*To be done:*
Transcribe the records that follow exactly. Skip the pictures.

*Data section:*

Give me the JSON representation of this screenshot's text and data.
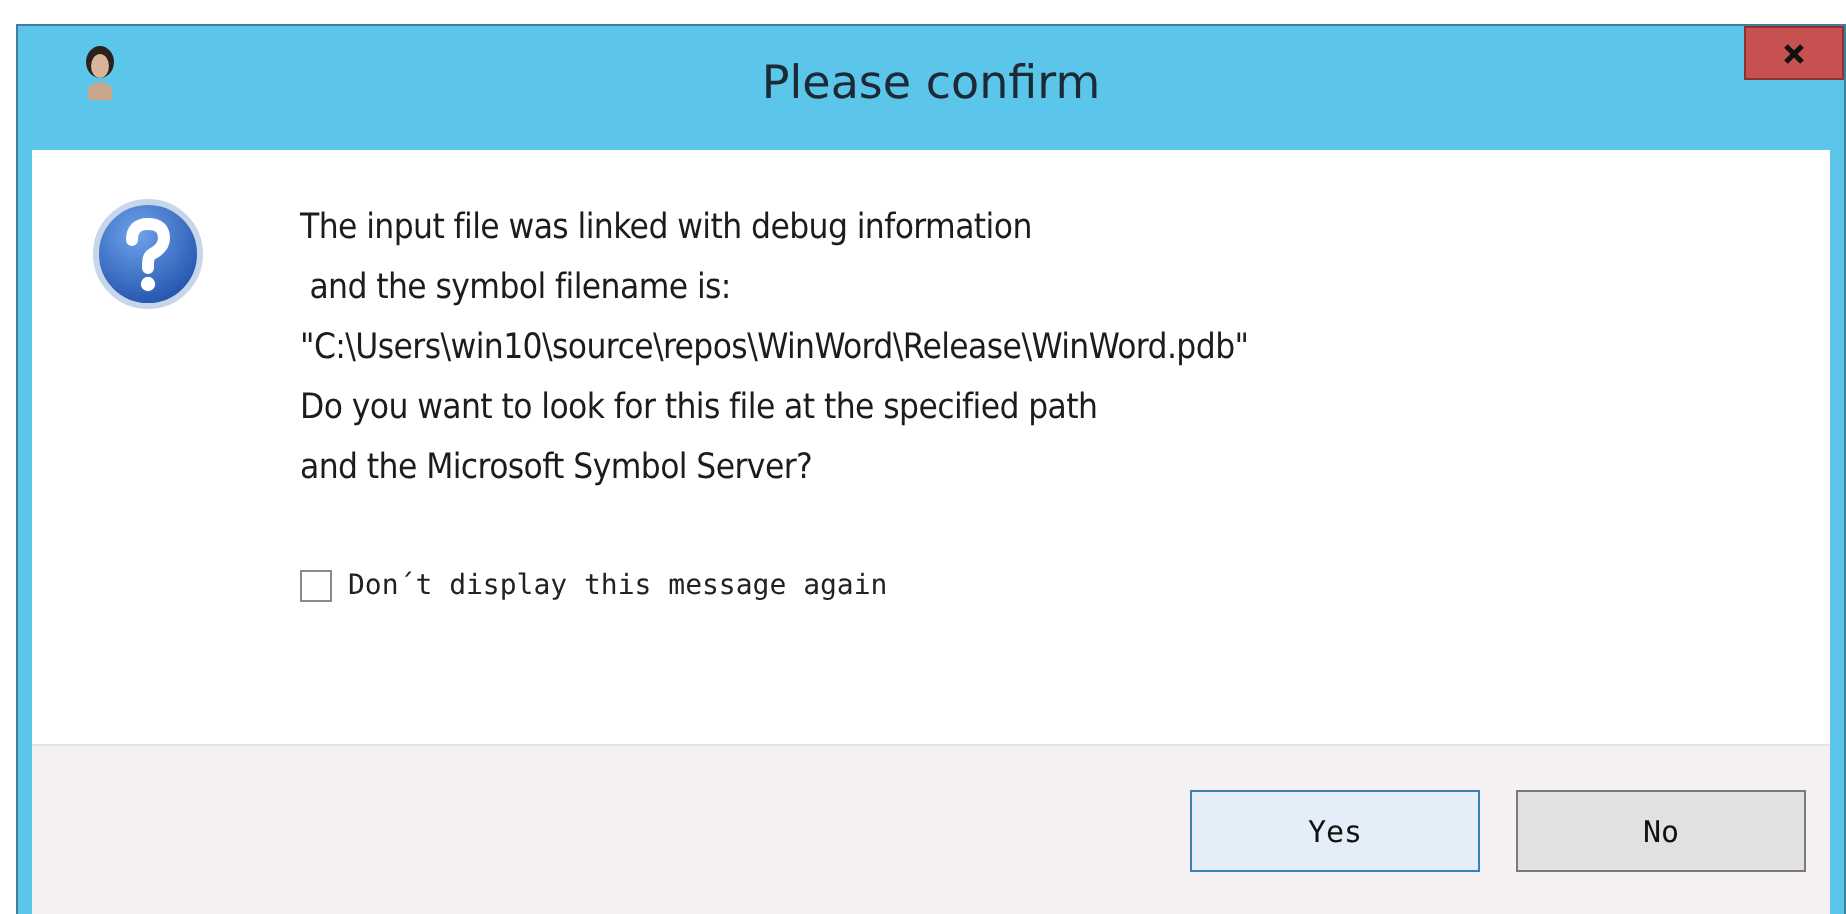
{
  "window": {
    "title": "Please confirm"
  },
  "message": "The input file was linked with debug information\n and the symbol filename is:\n\"C:\\Users\\win10\\source\\repos\\WinWord\\Release\\WinWord.pdb\"\nDo you want to look for this file at the specified path\nand the Microsoft Symbol Server?",
  "checkbox": {
    "label": "Don´t display this message again",
    "checked": false
  },
  "buttons": [
    {
      "label": "Yes",
      "default": true
    },
    {
      "label": "No",
      "default": false
    }
  ]
}
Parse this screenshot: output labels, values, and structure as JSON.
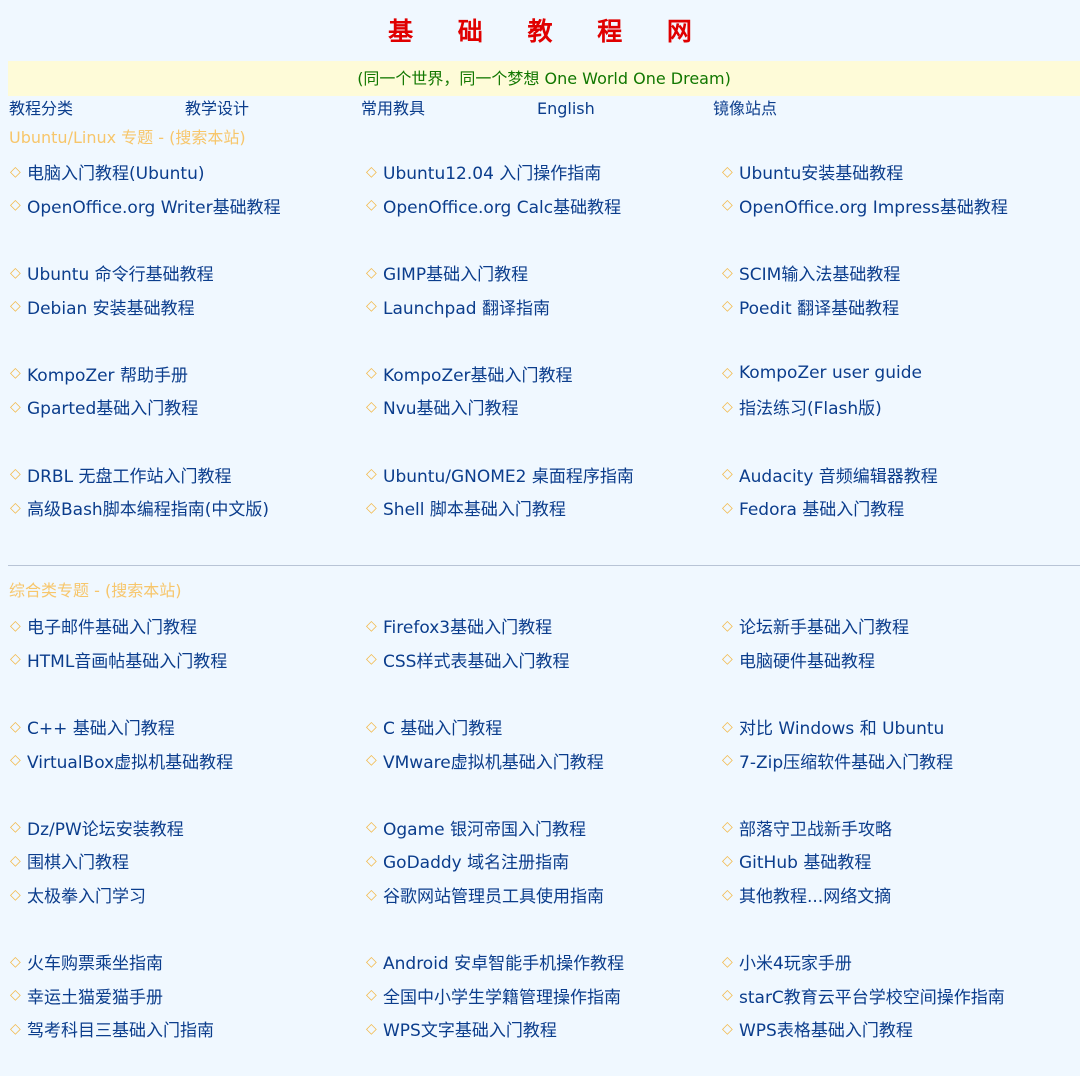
{
  "header": {
    "title": "基 础 教 程 网",
    "slogan": "(同一个世界，同一个梦想 One World One Dream)"
  },
  "nav": [
    "教程分类",
    "教学设计",
    "常用教具",
    "English",
    "镜像站点"
  ],
  "bullet_glyph": "◇",
  "colors": {
    "title": "#e00000",
    "slogan": "#117700",
    "slogan_bg": "#fefbd8",
    "link": "#0b3d8c",
    "section_title": "#f7c66b",
    "bullet": "#f2b94a",
    "page_bg": "#f0f8ff"
  },
  "sections": [
    {
      "title": "Ubuntu/Linux 专题 - (搜索本站)",
      "groups": [
        [
          [
            "电脑入门教程(Ubuntu)",
            "Ubuntu12.04 入门操作指南",
            "Ubuntu安装基础教程"
          ],
          [
            "OpenOffice.org Writer基础教程",
            "OpenOffice.org Calc基础教程",
            "OpenOffice.org Impress基础教程"
          ]
        ],
        [
          [
            "Ubuntu 命令行基础教程",
            "GIMP基础入门教程",
            "SCIM输入法基础教程"
          ],
          [
            "Debian 安装基础教程",
            "Launchpad 翻译指南",
            "Poedit 翻译基础教程"
          ]
        ],
        [
          [
            "KompoZer 帮助手册",
            "KompoZer基础入门教程",
            "KompoZer user guide"
          ],
          [
            "Gparted基础入门教程",
            "Nvu基础入门教程",
            "指法练习(Flash版)"
          ]
        ],
        [
          [
            "DRBL 无盘工作站入门教程",
            "Ubuntu/GNOME2 桌面程序指南",
            "Audacity 音频编辑器教程"
          ],
          [
            "高级Bash脚本编程指南(中文版)",
            "Shell 脚本基础入门教程",
            "Fedora 基础入门教程"
          ]
        ]
      ]
    },
    {
      "title": "综合类专题 - (搜索本站)",
      "groups": [
        [
          [
            "电子邮件基础入门教程",
            "Firefox3基础入门教程",
            "论坛新手基础入门教程"
          ],
          [
            "HTML音画帖基础入门教程",
            "CSS样式表基础入门教程",
            "电脑硬件基础教程"
          ]
        ],
        [
          [
            "C++ 基础入门教程",
            "C 基础入门教程",
            "对比 Windows 和 Ubuntu"
          ],
          [
            "VirtualBox虚拟机基础教程",
            "VMware虚拟机基础入门教程",
            "7-Zip压缩软件基础入门教程"
          ]
        ],
        [
          [
            "Dz/PW论坛安装教程",
            "Ogame 银河帝国入门教程",
            "部落守卫战新手攻略"
          ],
          [
            "围棋入门教程",
            "GoDaddy 域名注册指南",
            "GitHub 基础教程"
          ],
          [
            "太极拳入门学习",
            "谷歌网站管理员工具使用指南",
            "其他教程...网络文摘"
          ]
        ],
        [
          [
            "火车购票乘坐指南",
            "Android 安卓智能手机操作教程",
            "小米4玩家手册"
          ],
          [
            "幸运土猫爱猫手册",
            "全国中小学生学籍管理操作指南",
            "starC教育云平台学校空间操作指南"
          ],
          [
            "驾考科目三基础入门指南",
            "WPS文字基础入门教程",
            "WPS表格基础入门教程"
          ]
        ]
      ]
    }
  ]
}
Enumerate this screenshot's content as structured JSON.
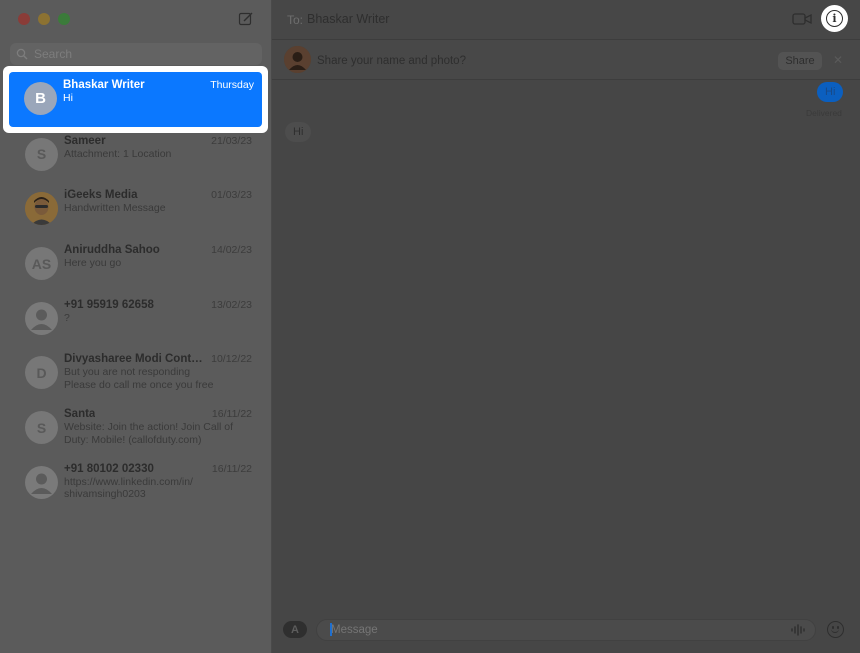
{
  "sidebar": {
    "search_placeholder": "Search",
    "conversations": [
      {
        "name": "Bhaskar Writer",
        "date": "Thursday",
        "preview": "Hi",
        "avatar": "B",
        "selected": true
      },
      {
        "name": "Sameer",
        "date": "21/03/23",
        "preview": "Attachment: 1 Location",
        "avatar": "S"
      },
      {
        "name": "iGeeks Media",
        "date": "01/03/23",
        "preview": "Handwritten Message",
        "avatar_icon": "memoji-avatar-icon"
      },
      {
        "name": "Aniruddha Sahoo",
        "date": "14/02/23",
        "preview": "Here you go",
        "avatar": "AS"
      },
      {
        "name": "+91 95919 62658",
        "date": "13/02/23",
        "preview": "?",
        "avatar_icon": "person-icon"
      },
      {
        "name": "Divyasharee Modi Conten...",
        "date": "10/12/22",
        "preview": "But you are not responding\nPlease do call me once you free",
        "avatar": "D"
      },
      {
        "name": "Santa",
        "date": "16/11/22",
        "preview": "Website: Join the action! Join Call of\nDuty: Mobile! (callofduty.com)",
        "avatar": "S"
      },
      {
        "name": "+91 80102 02330",
        "date": "16/11/22",
        "preview": "https://www.linkedin.com/in/\nshivamsingh0203",
        "avatar_icon": "person-icon"
      }
    ]
  },
  "header": {
    "to_label": "To:",
    "recipient": "Bhaskar Writer"
  },
  "share_banner": {
    "text": "Share your name and photo?",
    "button": "Share",
    "close": "✕"
  },
  "messages": {
    "outgoing": {
      "text": "Hi",
      "status": "Delivered"
    },
    "incoming": {
      "text": "Hi"
    }
  },
  "input": {
    "placeholder": "Message",
    "apps_label": "A"
  },
  "colors": {
    "selection": "#0b78ff",
    "info_highlight": "#ffffff"
  }
}
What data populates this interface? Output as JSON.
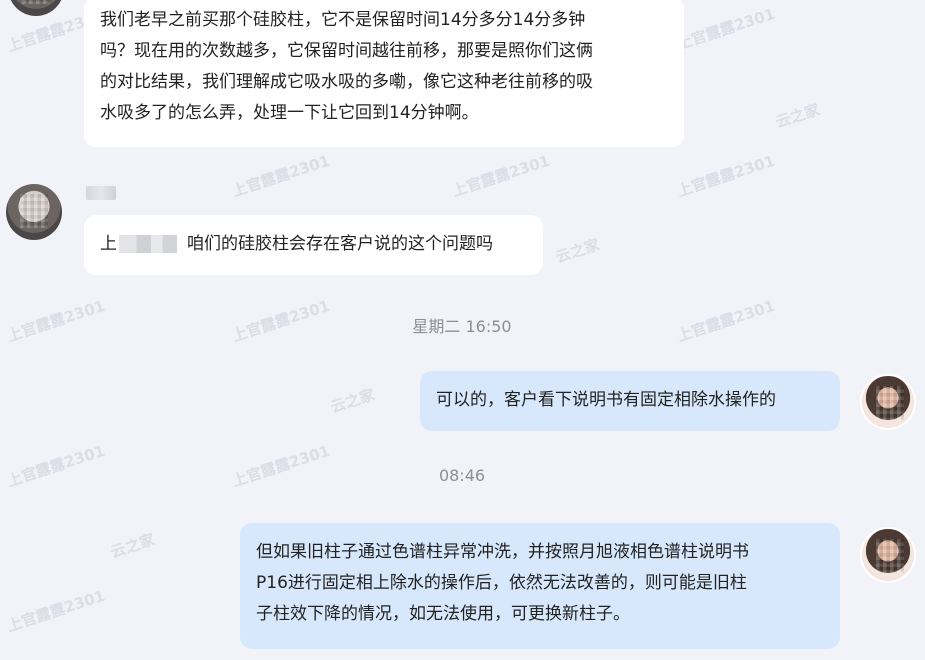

*Result:*
Give me the JSON representation of this screenshot's text and data.
{
  "window": {
    "title": "Please confirm"
  },
  "message": "The input file was linked with debug information\n and the symbol filename is:\n\"C:\\Users\\win10\\source\\repos\\WinWord\\Release\\WinWord.pdb\"\nDo you want to look for this file at the specified path\nand the Microsoft Symbol Server?",
  "checkbox": {
    "label": "Don´t display this message again",
    "checked": false
  },
  "buttons": [
    {
      "label": "Yes",
      "default": true
    },
    {
      "label": "No",
      "default": false
    }
  ]
}
Parse this screenshot: output labels, values, and structure as JSON.
{
  "header": {
    "title": "基 础 教 程 网",
    "slogan": "(同一个世界，同一个梦想 One World One Dream)"
  },
  "nav": [
    "教程分类",
    "教学设计",
    "常用教具",
    "English",
    "镜像站点"
  ],
  "bullet_glyph": "◇",
  "colors": {
    "title": "#e00000",
    "slogan": "#117700",
    "slogan_bg": "#fefbd8",
    "link": "#0b3d8c",
    "section_title": "#f7c66b",
    "bullet": "#f2b94a",
    "page_bg": "#f0f8ff"
  },
  "sections": [
    {
      "title": "Ubuntu/Linux 专题 - (搜索本站)",
      "groups": [
        [
          [
            "电脑入门教程(Ubuntu)",
            "Ubuntu12.04 入门操作指南",
            "Ubuntu安装基础教程"
          ],
          [
            "OpenOffice.org Writer基础教程",
            "OpenOffice.org Calc基础教程",
            "OpenOffice.org Impress基础教程"
          ]
        ],
        [
          [
            "Ubuntu 命令行基础教程",
            "GIMP基础入门教程",
            "SCIM输入法基础教程"
          ],
          [
            "Debian 安装基础教程",
            "Launchpad 翻译指南",
            "Poedit 翻译基础教程"
          ]
        ],
        [
          [
            "KompoZer 帮助手册",
            "KompoZer基础入门教程",
            "KompoZer user guide"
          ],
          [
            "Gparted基础入门教程",
            "Nvu基础入门教程",
            "指法练习(Flash版)"
          ]
        ],
        [
          [
            "DRBL 无盘工作站入门教程",
            "Ubuntu/GNOME2 桌面程序指南",
            "Audacity 音频编辑器教程"
          ],
          [
            "高级Bash脚本编程指南(中文版)",
            "Shell 脚本基础入门教程",
            "Fedora 基础入门教程"
          ]
        ]
      ]
    },
    {
      "title": "综合类专题 - (搜索本站)",
      "groups": [
        [
          [
            "电子邮件基础入门教程",
            "Firefox3基础入门教程",
            "论坛新手基础入门教程"
          ],
          [
            "HTML音画帖基础入门教程",
            "CSS样式表基础入门教程",
            "电脑硬件基础教程"
          ]
        ],
        [
          [
            "C++ 基础入门教程",
            "C 基础入门教程",
            "对比 Windows 和 Ubuntu"
          ],
          [
            "VirtualBox虚拟机基础教程",
            "VMware虚拟机基础入门教程",
            "7-Zip压缩软件基础入门教程"
          ]
        ],
        [
          [
            "Dz/PW论坛安装教程",
            "Ogame 银河帝国入门教程",
            "部落守卫战新手攻略"
          ],
          [
            "围棋入门教程",
            "GoDaddy 域名注册指南",
            "GitHub 基础教程"
          ],
          [
            "太极拳入门学习",
            "谷歌网站管理员工具使用指南",
            "其他教程...网络文摘"
          ]
        ],
        [
          [
            "火车购票乘坐指南",
            "Android 安卓智能手机操作教程",
            "小米4玩家手册"
          ],
          [
            "幸运土猫爱猫手册",
            "全国中小学生学籍管理操作指南",
            "starC教育云平台学校空间操作指南"
          ],
          [
            "驾考科目三基础入门指南",
            "WPS文字基础入门教程",
            "WPS表格基础入门教程"
          ]
        ]
      ]
    }
  ]
}
Enumerate this screenshot's content as structured JSON.
{
  "sidebar": {
    "search_placeholder": "Search",
    "conversations": [
      {
        "name": "Bhaskar Writer",
        "date": "Thursday",
        "preview": "Hi",
        "avatar": "B",
        "selected": true
      },
      {
        "name": "Sameer",
        "date": "21/03/23",
        "preview": "Attachment: 1 Location",
        "avatar": "S"
      },
      {
        "name": "iGeeks Media",
        "date": "01/03/23",
        "preview": "Handwritten Message",
        "avatar_icon": "memoji-avatar-icon"
      },
      {
        "name": "Aniruddha Sahoo",
        "date": "14/02/23",
        "preview": "Here you go",
        "avatar": "AS"
      },
      {
        "name": "+91 95919 62658",
        "date": "13/02/23",
        "preview": "?",
        "avatar_icon": "person-icon"
      },
      {
        "name": "Divyasharee Modi Conten...",
        "date": "10/12/22",
        "preview": "But you are not responding\nPlease do call me once you free",
        "avatar": "D"
      },
      {
        "name": "Santa",
        "date": "16/11/22",
        "preview": "Website: Join the action! Join Call of\nDuty: Mobile! (callofduty.com)",
        "avatar": "S"
      },
      {
        "name": "+91 80102 02330",
        "date": "16/11/22",
        "preview": "https://www.linkedin.com/in/\nshivamsingh0203",
        "avatar_icon": "person-icon"
      }
    ]
  },
  "header": {
    "to_label": "To:",
    "recipient": "Bhaskar Writer"
  },
  "share_banner": {
    "text": "Share your name and photo?",
    "button": "Share",
    "close": "✕"
  },
  "messages": {
    "outgoing": {
      "text": "Hi",
      "status": "Delivered"
    },
    "incoming": {
      "text": "Hi"
    }
  },
  "input": {
    "placeholder": "Message",
    "apps_label": "A"
  },
  "colors": {
    "selection": "#0b78ff",
    "info_highlight": "#ffffff"
  }
}
What data populates this interface? Output as JSON.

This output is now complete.